= Brief =
Locate and copy each line in the data that contains the word "selon".

= Provided data =
+++++
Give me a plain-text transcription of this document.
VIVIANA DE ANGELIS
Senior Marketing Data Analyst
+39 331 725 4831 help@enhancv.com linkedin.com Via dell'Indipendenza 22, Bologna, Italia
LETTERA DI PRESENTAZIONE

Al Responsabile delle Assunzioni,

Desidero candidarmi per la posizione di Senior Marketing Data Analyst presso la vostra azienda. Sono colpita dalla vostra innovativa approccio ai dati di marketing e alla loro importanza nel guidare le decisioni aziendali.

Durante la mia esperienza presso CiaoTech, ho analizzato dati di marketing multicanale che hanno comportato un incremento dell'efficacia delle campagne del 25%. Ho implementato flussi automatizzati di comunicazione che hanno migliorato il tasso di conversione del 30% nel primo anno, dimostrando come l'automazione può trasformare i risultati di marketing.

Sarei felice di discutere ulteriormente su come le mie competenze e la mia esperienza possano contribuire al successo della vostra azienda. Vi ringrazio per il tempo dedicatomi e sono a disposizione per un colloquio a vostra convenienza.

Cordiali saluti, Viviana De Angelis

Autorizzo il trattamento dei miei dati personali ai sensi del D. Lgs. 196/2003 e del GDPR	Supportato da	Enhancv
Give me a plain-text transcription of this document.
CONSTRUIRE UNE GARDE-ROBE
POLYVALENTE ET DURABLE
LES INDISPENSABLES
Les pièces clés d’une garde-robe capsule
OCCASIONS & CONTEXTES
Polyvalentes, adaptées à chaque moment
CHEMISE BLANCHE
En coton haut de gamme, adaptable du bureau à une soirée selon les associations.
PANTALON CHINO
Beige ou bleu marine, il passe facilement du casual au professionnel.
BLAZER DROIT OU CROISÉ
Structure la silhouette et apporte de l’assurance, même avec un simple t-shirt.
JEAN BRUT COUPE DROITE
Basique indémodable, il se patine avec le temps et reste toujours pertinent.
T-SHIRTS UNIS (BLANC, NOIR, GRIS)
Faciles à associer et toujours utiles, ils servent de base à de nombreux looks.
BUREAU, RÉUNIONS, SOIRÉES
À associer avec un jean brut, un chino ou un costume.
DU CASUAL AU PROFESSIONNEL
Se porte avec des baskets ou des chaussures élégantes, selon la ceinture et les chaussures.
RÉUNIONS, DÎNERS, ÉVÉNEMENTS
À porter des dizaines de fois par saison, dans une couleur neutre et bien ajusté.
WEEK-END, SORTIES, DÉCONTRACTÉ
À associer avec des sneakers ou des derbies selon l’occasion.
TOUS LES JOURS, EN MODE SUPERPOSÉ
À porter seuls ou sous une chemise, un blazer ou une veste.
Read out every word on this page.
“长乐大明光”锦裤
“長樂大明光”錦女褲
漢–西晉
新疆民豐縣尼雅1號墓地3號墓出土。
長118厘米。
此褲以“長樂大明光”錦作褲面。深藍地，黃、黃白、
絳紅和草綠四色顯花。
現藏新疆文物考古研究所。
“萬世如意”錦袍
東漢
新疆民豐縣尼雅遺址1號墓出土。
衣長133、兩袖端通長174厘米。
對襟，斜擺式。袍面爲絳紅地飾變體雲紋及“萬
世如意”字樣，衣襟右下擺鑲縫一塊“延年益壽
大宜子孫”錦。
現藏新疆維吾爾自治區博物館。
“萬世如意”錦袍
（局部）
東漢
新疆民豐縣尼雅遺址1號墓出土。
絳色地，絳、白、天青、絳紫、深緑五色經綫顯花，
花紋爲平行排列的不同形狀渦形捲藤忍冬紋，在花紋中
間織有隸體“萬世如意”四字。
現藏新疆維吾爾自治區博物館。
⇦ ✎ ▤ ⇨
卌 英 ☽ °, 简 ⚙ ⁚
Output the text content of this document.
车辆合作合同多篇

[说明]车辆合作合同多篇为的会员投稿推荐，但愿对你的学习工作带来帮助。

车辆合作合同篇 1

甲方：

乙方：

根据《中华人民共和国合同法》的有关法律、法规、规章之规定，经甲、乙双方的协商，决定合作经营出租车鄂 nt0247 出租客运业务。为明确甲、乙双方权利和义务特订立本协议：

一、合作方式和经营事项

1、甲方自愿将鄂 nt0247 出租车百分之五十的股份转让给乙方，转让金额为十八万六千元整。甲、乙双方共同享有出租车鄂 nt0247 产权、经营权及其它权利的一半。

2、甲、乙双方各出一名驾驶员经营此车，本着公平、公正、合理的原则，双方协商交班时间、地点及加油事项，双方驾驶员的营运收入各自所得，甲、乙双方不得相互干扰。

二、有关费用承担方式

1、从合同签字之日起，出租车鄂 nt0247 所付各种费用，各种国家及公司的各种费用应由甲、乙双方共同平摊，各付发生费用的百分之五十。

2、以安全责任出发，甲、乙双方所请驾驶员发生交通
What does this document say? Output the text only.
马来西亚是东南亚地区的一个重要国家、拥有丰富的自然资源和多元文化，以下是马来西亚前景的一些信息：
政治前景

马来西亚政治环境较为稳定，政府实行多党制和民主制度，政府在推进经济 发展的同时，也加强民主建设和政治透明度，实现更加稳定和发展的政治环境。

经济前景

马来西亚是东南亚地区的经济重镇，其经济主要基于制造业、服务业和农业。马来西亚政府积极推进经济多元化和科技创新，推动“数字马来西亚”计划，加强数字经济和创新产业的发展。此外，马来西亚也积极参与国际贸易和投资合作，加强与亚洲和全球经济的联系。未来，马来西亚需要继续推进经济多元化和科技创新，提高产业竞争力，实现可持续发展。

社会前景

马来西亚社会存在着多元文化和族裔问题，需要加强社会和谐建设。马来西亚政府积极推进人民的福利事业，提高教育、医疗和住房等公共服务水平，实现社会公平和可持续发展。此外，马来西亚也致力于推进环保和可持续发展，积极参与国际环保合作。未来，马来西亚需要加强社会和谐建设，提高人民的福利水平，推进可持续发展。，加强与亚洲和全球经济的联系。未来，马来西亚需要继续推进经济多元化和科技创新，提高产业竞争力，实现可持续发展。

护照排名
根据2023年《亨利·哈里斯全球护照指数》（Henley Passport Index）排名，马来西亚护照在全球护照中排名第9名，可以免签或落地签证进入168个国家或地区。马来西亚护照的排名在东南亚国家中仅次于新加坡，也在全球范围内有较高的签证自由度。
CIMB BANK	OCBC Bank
+++++
= Answer to this problem =
En coton haut de gamme, adaptable du bureau à une soirée selon les associations.
Se porte avec des baskets ou des chaussures élégantes, selon la ceinture et les chaussures.
À associer avec des sneakers ou des derbies selon l’occasion.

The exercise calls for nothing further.